## start
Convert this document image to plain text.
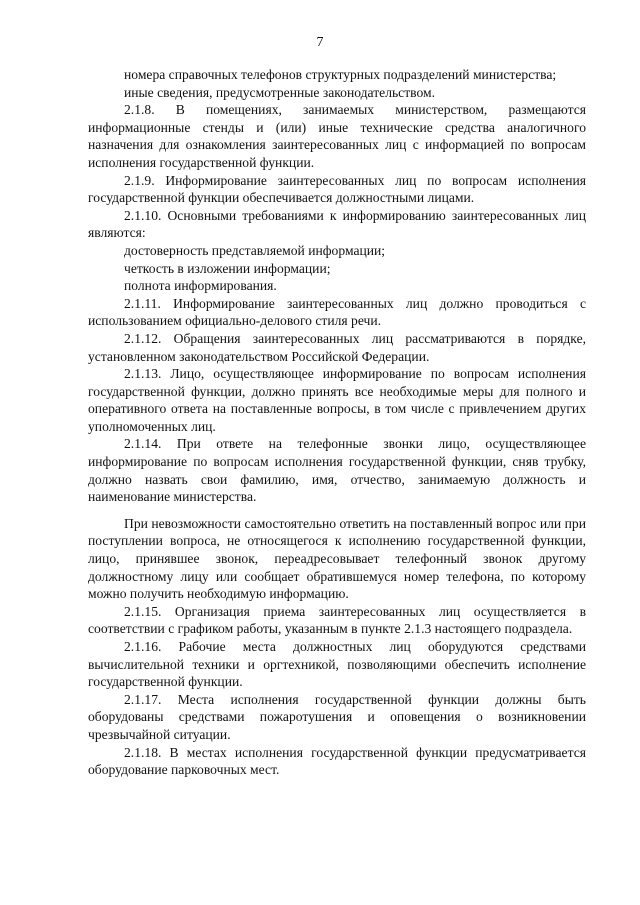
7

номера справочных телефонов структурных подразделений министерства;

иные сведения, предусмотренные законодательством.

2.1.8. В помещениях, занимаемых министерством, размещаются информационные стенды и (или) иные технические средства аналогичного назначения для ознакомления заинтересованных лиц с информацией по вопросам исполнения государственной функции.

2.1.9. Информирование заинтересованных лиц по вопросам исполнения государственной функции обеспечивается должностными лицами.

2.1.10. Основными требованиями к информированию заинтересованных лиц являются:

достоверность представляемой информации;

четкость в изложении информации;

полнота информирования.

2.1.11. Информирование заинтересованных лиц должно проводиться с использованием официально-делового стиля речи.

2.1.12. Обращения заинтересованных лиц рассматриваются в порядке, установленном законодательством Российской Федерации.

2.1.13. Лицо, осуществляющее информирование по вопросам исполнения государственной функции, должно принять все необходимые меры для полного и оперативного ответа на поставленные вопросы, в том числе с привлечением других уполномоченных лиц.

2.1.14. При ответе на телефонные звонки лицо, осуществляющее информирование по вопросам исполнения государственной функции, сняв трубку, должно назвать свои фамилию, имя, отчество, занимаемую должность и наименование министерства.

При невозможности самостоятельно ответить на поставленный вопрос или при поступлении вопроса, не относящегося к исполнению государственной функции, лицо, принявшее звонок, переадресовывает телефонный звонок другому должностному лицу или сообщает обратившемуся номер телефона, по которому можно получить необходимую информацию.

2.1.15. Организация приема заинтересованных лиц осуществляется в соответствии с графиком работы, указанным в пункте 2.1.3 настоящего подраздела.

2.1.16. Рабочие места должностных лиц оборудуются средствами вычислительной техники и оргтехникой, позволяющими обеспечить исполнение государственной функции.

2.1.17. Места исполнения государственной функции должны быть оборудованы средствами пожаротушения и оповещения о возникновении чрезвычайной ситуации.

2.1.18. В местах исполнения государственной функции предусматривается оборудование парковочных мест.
## end
## start
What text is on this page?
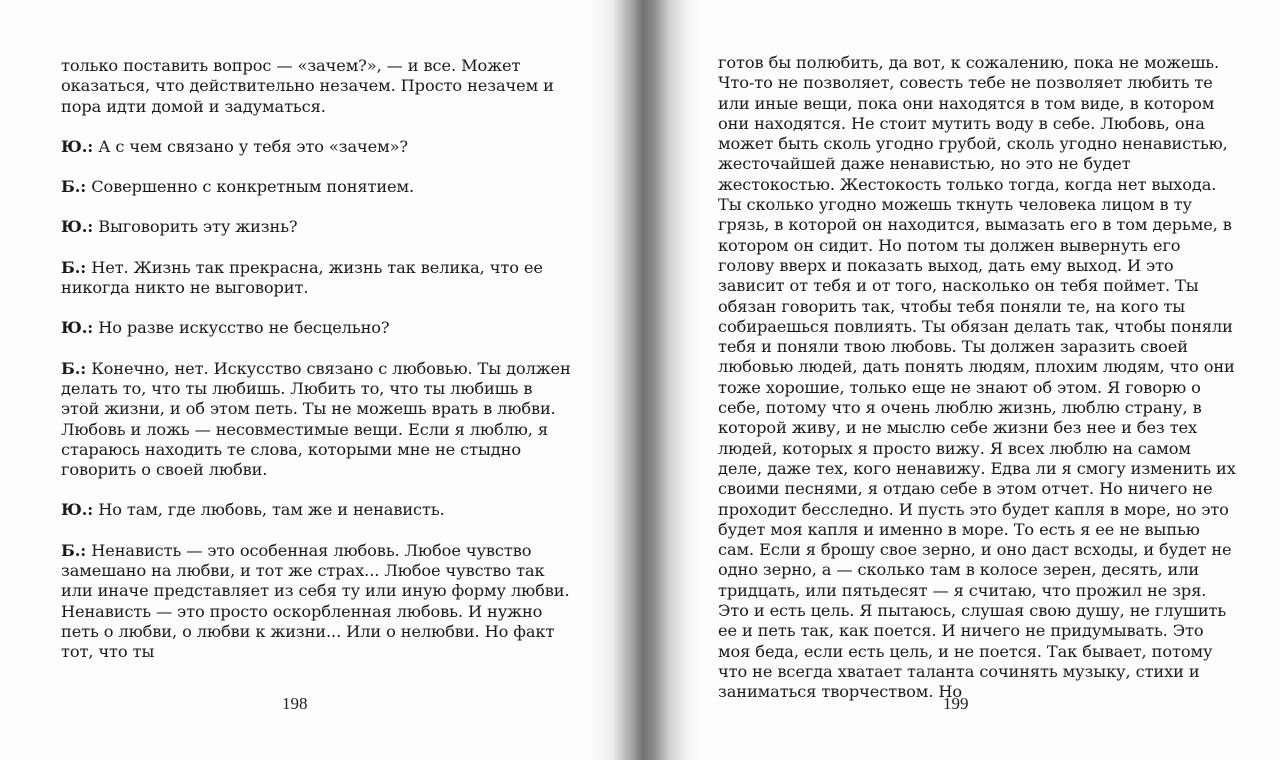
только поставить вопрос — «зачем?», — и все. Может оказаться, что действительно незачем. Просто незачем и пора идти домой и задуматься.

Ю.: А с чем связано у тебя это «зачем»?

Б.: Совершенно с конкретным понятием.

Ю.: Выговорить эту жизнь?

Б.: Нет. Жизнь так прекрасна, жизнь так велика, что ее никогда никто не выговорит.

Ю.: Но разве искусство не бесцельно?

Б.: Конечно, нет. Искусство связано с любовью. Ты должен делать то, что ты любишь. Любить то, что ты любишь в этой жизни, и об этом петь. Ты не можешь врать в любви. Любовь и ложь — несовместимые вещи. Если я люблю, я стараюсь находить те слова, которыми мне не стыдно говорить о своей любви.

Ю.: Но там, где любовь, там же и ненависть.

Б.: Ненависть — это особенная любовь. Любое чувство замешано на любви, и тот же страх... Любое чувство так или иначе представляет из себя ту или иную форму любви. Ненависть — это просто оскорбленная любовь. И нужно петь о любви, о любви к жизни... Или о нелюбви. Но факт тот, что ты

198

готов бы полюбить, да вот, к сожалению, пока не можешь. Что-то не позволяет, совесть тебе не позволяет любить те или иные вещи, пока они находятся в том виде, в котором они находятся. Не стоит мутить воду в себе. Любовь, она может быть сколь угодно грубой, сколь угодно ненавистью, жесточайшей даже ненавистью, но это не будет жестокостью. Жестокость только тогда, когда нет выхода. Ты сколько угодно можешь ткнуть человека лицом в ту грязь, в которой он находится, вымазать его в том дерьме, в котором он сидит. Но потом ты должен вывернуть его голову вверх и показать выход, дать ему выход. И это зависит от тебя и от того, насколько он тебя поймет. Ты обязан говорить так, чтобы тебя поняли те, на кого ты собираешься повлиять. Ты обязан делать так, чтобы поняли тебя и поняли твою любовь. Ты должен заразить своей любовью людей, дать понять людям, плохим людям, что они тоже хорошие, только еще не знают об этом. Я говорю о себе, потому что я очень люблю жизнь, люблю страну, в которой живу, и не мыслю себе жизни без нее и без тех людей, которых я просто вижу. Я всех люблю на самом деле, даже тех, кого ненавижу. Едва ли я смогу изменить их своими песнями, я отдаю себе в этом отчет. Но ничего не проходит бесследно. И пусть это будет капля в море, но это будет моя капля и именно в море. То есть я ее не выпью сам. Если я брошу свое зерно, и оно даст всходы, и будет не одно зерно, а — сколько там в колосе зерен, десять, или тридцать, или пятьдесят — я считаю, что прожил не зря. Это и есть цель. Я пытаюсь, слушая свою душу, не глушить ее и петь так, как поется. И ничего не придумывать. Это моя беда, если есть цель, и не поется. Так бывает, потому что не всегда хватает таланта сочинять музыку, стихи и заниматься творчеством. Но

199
## end
*Exercise brief:*
Pick out and copy every line that contains the word "this".

*Exercise solution:*
Convert this document image to plain text.
What text is on this page?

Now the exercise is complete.